_Problem statement_:
Copy the rows below word for word, keeping every line unchanged.

_Input data_:
***

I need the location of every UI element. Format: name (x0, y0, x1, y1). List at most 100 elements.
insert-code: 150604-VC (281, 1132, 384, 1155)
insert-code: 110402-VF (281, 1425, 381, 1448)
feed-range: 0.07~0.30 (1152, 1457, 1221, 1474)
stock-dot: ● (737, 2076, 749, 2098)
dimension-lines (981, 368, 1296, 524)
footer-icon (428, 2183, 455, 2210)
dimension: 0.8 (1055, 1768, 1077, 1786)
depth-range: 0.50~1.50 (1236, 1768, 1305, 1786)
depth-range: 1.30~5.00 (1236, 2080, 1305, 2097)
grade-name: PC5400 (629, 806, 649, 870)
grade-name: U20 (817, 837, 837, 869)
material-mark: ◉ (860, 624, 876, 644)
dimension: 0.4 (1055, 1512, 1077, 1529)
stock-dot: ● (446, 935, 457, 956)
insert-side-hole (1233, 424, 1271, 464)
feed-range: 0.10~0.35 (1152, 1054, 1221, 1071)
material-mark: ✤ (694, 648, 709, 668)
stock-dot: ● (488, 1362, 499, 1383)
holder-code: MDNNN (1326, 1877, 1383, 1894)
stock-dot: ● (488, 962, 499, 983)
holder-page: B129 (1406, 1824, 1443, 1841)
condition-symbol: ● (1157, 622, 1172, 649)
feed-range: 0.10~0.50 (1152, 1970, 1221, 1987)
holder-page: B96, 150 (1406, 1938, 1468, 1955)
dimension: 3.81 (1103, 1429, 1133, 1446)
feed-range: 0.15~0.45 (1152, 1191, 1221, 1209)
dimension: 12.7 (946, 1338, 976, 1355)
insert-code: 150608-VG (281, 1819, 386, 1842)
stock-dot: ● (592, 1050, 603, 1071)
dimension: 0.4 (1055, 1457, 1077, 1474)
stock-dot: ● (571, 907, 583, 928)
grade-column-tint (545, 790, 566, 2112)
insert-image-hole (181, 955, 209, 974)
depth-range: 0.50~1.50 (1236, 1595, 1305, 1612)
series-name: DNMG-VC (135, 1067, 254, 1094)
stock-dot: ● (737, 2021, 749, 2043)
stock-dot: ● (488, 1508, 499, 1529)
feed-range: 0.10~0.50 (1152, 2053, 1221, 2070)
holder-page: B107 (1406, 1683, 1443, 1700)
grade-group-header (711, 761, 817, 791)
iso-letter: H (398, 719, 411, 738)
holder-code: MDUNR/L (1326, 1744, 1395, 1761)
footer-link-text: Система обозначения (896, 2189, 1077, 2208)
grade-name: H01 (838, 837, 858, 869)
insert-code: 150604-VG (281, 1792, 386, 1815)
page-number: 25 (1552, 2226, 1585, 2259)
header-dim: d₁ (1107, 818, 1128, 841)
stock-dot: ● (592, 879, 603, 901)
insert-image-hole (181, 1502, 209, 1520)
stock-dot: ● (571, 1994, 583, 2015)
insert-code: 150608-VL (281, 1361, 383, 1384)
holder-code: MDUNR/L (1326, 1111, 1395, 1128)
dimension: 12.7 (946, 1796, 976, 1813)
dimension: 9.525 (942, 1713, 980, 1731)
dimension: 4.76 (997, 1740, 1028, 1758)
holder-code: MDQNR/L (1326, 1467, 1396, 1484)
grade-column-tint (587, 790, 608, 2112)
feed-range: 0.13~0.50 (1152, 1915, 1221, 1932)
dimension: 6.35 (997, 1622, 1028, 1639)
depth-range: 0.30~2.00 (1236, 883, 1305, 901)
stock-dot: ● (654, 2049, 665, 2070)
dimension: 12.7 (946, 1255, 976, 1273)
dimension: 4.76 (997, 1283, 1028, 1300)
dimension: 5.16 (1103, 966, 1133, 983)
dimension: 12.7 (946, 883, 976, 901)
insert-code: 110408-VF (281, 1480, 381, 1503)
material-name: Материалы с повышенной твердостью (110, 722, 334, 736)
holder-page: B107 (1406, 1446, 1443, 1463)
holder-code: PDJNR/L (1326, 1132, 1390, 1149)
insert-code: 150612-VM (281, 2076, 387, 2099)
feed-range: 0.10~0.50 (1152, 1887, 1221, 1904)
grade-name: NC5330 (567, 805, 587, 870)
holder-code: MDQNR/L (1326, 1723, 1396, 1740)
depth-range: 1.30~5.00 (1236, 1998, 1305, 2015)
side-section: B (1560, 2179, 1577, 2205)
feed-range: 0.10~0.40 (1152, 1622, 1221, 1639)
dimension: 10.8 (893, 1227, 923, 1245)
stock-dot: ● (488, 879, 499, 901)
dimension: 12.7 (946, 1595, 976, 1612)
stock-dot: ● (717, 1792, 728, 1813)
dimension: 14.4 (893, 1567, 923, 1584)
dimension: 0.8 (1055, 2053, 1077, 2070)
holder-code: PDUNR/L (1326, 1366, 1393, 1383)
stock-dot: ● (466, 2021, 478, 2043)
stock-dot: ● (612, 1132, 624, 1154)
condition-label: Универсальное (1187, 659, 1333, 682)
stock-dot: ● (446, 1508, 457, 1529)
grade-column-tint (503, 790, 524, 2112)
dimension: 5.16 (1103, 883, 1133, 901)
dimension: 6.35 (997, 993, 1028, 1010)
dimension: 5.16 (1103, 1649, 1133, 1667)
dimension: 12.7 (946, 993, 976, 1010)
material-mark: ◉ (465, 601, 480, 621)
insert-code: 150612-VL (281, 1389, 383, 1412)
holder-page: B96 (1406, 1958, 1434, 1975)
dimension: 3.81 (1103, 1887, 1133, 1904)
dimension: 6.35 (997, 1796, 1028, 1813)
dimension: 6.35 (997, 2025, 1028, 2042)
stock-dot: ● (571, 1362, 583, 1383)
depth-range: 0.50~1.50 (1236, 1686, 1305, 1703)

***

_Worked answer_:
I need the location of every UI element. Format: name (x0, y0, x1, y1). List at most 100 elements.
insert-code: 150604-VC (281, 1132, 384, 1155)
insert-code: 110402-VF (281, 1425, 381, 1448)
feed-range: 0.07~0.30 (1152, 1457, 1221, 1474)
stock-dot: ● (737, 2076, 749, 2098)
dimension-lines (981, 368, 1296, 524)
footer-icon (428, 2183, 455, 2210)
dimension: 0.8 (1055, 1768, 1077, 1786)
depth-range: 0.50~1.50 (1236, 1768, 1305, 1786)
depth-range: 1.30~5.00 (1236, 2080, 1305, 2097)
grade-name: PC5400 (629, 806, 649, 870)
grade-name: U20 (817, 837, 837, 869)
material-mark: ◉ (860, 624, 876, 644)
dimension: 0.4 (1055, 1512, 1077, 1529)
stock-dot: ● (446, 935, 457, 956)
insert-side-hole (1233, 424, 1271, 464)
feed-range: 0.10~0.35 (1152, 1054, 1221, 1071)
material-mark: ✤ (694, 648, 709, 668)
stock-dot: ● (488, 1362, 499, 1383)
holder-code: MDNNN (1326, 1877, 1383, 1894)
stock-dot: ● (488, 962, 499, 983)
holder-page: B129 (1406, 1824, 1443, 1841)
condition-symbol: ● (1157, 622, 1172, 649)
feed-range: 0.10~0.50 (1152, 1970, 1221, 1987)
holder-page: B96, 150 (1406, 1938, 1468, 1955)
dimension: 3.81 (1103, 1429, 1133, 1446)
feed-range: 0.15~0.45 (1152, 1191, 1221, 1209)
dimension: 12.7 (946, 1338, 976, 1355)
insert-code: 150608-VG (281, 1819, 386, 1842)
stock-dot: ● (592, 1050, 603, 1071)
dimension: 0.4 (1055, 1457, 1077, 1474)
stock-dot: ● (571, 907, 583, 928)
grade-column-tint (545, 790, 566, 2112)
insert-image-hole (181, 955, 209, 974)
depth-range: 0.50~1.50 (1236, 1595, 1305, 1612)
series-name: DNMG-VC (135, 1067, 254, 1094)
stock-dot: ● (737, 2021, 749, 2043)
stock-dot: ● (488, 1508, 499, 1529)
feed-range: 0.10~0.50 (1152, 2053, 1221, 2070)
holder-page: B107 (1406, 1683, 1443, 1700)
grade-group-header (711, 761, 817, 791)
iso-letter: H (398, 719, 411, 738)
holder-code: MDUNR/L (1326, 1744, 1395, 1761)
footer-link-text: Система обозначения (896, 2189, 1077, 2208)
grade-name: H01 (838, 837, 858, 869)
insert-code: 150604-VG (281, 1792, 386, 1815)
page-number: 25 (1552, 2226, 1585, 2259)
header-dim: d₁ (1107, 818, 1128, 841)
stock-dot: ● (592, 879, 603, 901)
insert-image-hole (181, 1502, 209, 1520)
stock-dot: ● (571, 1994, 583, 2015)
insert-code: 150608-VL (281, 1361, 383, 1384)
holder-code: MDUNR/L (1326, 1111, 1395, 1128)
dimension: 12.7 (946, 1796, 976, 1813)
dimension: 9.525 (942, 1713, 980, 1731)
dimension: 4.76 (997, 1740, 1028, 1758)
holder-code: MDQNR/L (1326, 1467, 1396, 1484)
grade-column-tint (587, 790, 608, 2112)
feed-range: 0.13~0.50 (1152, 1915, 1221, 1932)
dimension: 6.35 (997, 1622, 1028, 1639)
depth-range: 0.30~2.00 (1236, 883, 1305, 901)
stock-dot: ● (654, 2049, 665, 2070)
dimension: 12.7 (946, 1255, 976, 1273)
dimension: 4.76 (997, 1283, 1028, 1300)
dimension: 5.16 (1103, 966, 1133, 983)
dimension: 12.7 (946, 883, 976, 901)
insert-code: 110408-VF (281, 1480, 381, 1503)
material-name: Материалы с повышенной твердостью (110, 722, 334, 736)
holder-page: B107 (1406, 1446, 1443, 1463)
holder-code: PDJNR/L (1326, 1132, 1390, 1149)
insert-code: 150612-VM (281, 2076, 387, 2099)
feed-range: 0.10~0.50 (1152, 1887, 1221, 1904)
grade-name: NC5330 (567, 805, 587, 870)
holder-code: MDQNR/L (1326, 1723, 1396, 1740)
depth-range: 1.30~5.00 (1236, 1998, 1305, 2015)
side-section: B (1560, 2179, 1577, 2205)
feed-range: 0.10~0.40 (1152, 1622, 1221, 1639)
dimension: 10.8 (893, 1227, 923, 1245)
stock-dot: ● (488, 879, 499, 901)
dimension: 12.7 (946, 1595, 976, 1612)
stock-dot: ● (717, 1792, 728, 1813)
dimension: 14.4 (893, 1567, 923, 1584)
dimension: 0.8 (1055, 2053, 1077, 2070)
holder-code: PDUNR/L (1326, 1366, 1393, 1383)
stock-dot: ● (466, 2021, 478, 2043)
stock-dot: ● (612, 1132, 624, 1154)
condition-label: Универсальное (1187, 659, 1333, 682)
stock-dot: ● (446, 1508, 457, 1529)
grade-column-tint (503, 790, 524, 2112)
dimension: 5.16 (1103, 883, 1133, 901)
dimension: 6.35 (997, 993, 1028, 1010)
dimension: 5.16 (1103, 1649, 1133, 1667)
dimension: 12.7 (946, 993, 976, 1010)
material-mark: ◉ (465, 601, 480, 621)
insert-code: 150612-VL (281, 1389, 383, 1412)
holder-page: B96 (1406, 1958, 1434, 1975)
dimension: 3.81 (1103, 1887, 1133, 1904)
dimension: 6.35 (997, 1796, 1028, 1813)
dimension: 6.35 (997, 2025, 1028, 2042)
stock-dot: ● (571, 1362, 583, 1383)
depth-range: 0.50~1.50 (1236, 1686, 1305, 1703)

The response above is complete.